_TEXTO DO EXERCÍCIO_:
+ + + +

Em Amor e Tempestade, o meu Coracy - qualquer semelhança no nome deve ser coincidência - entra involuntariamente entre os 18 de Forte de Copacabana (que eram 19...), conhece o padre Cícero, Lampião, Rondon, Oswald de Andrade, e e por aí vai. Acaba sendo o personagem central da história brasileira. Infelizmente, ninguém o reconhece!
A literatura pícara sempre teve poucos autores no Brasil, embora se apreste com perfeição ao nosso tropicalismo cultural. Para quem não conhece bem o gênero, recomendo algumas leituras.
O maior clássico da literatura picaresca brasileira é Manoel Antônio de Almeida, com seu Memórias de Um Sargento de Milícias. Temos também o Fernado Sabino de O Grande Mentecapto; Chico Buarque, cujos romances navegam todos nesse gênero, especialmente Estorvo; e José Roberto Torero, brilhante romancista histórico-picaresco, de quem recomendo o sardônico O Chalaça, o obscuro ajudante de D. Pedro I, de quem Torero faz o verdadeiro e insuspeitado patrono da independência brasileira.

+ + + +

_MATERIAL FORNECIDO_:
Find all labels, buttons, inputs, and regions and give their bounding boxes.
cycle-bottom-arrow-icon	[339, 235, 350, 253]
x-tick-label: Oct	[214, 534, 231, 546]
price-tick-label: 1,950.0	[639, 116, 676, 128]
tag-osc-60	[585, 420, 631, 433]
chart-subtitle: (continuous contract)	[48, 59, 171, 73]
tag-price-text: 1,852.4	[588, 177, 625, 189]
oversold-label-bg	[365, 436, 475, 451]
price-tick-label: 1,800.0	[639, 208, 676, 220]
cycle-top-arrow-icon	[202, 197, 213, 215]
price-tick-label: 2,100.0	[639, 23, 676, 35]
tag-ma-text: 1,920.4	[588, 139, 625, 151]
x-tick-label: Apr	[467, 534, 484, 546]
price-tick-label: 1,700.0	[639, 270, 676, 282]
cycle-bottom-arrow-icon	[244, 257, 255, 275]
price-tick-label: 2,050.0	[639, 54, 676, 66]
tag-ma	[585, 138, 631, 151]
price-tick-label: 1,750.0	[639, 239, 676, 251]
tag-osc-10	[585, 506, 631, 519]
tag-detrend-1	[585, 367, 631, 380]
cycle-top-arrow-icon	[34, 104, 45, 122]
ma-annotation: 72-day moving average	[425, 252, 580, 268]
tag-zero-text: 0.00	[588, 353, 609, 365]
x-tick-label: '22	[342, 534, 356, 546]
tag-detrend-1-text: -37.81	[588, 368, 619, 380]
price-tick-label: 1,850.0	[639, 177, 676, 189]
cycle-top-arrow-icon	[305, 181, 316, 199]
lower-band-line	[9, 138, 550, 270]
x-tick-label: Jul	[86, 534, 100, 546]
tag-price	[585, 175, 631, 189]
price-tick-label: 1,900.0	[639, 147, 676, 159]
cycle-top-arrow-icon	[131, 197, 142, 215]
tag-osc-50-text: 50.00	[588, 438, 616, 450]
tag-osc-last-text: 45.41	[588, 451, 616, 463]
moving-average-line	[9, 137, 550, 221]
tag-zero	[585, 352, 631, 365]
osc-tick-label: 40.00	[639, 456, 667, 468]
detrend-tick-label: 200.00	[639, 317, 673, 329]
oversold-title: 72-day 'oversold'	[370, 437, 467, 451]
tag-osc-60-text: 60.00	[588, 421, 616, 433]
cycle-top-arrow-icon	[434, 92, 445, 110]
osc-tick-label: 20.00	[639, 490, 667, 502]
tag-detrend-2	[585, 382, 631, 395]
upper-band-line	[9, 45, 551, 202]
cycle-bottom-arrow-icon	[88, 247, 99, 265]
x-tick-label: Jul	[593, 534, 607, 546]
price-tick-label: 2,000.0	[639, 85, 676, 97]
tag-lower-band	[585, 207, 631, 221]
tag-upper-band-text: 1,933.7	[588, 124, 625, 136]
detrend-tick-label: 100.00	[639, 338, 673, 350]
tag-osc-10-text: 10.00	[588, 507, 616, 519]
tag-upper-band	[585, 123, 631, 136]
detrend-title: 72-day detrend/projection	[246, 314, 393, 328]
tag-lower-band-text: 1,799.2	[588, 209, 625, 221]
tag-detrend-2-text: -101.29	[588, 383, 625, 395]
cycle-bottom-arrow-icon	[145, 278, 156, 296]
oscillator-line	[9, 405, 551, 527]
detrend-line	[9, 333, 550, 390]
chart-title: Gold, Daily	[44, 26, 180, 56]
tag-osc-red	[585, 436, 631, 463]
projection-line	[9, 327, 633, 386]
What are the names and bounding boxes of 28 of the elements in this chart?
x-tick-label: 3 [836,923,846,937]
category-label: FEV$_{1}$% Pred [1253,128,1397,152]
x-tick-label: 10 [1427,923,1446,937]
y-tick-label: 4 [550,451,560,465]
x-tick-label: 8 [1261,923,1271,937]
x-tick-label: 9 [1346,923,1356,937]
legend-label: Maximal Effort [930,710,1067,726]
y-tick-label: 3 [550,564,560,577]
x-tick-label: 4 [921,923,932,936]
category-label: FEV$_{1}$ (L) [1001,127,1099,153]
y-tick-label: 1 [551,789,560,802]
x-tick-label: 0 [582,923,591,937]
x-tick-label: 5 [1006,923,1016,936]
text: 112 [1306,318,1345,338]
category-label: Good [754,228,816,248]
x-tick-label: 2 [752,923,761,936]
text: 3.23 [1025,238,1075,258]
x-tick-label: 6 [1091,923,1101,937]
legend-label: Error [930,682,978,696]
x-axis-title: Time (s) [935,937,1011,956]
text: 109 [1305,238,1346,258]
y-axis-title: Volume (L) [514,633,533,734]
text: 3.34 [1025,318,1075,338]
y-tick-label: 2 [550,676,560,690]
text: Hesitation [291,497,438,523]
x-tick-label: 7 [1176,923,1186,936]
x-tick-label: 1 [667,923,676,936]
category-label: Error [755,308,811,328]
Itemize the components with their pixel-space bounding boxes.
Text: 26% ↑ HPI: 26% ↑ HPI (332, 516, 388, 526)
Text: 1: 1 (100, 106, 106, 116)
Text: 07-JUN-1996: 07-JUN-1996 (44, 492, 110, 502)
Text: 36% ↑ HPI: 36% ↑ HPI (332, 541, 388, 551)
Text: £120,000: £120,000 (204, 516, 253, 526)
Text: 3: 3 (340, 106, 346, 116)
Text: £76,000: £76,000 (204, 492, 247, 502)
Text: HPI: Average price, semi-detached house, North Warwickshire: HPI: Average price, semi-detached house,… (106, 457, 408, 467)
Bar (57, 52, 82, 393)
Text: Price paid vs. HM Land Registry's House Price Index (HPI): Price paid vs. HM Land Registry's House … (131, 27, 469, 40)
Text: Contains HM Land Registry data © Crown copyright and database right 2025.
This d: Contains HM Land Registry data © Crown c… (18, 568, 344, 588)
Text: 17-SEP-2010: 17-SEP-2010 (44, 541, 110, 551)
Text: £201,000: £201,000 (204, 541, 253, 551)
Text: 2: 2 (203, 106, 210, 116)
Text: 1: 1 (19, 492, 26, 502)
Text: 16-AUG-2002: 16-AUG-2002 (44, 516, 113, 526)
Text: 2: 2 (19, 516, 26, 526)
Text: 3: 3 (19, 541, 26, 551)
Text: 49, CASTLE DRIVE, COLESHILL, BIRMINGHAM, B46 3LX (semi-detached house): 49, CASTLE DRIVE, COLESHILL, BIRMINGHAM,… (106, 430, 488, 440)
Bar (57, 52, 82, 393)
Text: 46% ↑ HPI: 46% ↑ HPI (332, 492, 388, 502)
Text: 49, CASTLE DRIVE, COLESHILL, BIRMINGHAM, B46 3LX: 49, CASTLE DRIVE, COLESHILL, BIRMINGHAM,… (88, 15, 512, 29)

+ + + +

Repita, sem nenhuma alteração, o trecho do texto sobre literatura picaresca que começa em "Em Amor e Tempestade, o" e termina em "recomendo algumas leituras.".

_RESULTADO DA TAREFA_:
Em Amor e Tempestade, o meu Coracy - qualquer semelhança no nome deve ser coincidência - entra involuntariamente entre os 18 de Forte de Copacabana (que eram 19...), conhece o padre Cícero, Lampião, Rondon, Oswald de Andrade, e e por aí vai. Acaba sendo o personagem central da história brasileira. Infelizmente, ninguém o reconhece!
A literatura pícara sempre teve poucos autores no Brasil, embora se apreste com perfeição ao nosso tropicalismo cultural. Para quem não conhece bem o gênero, recomendo algumas leituras.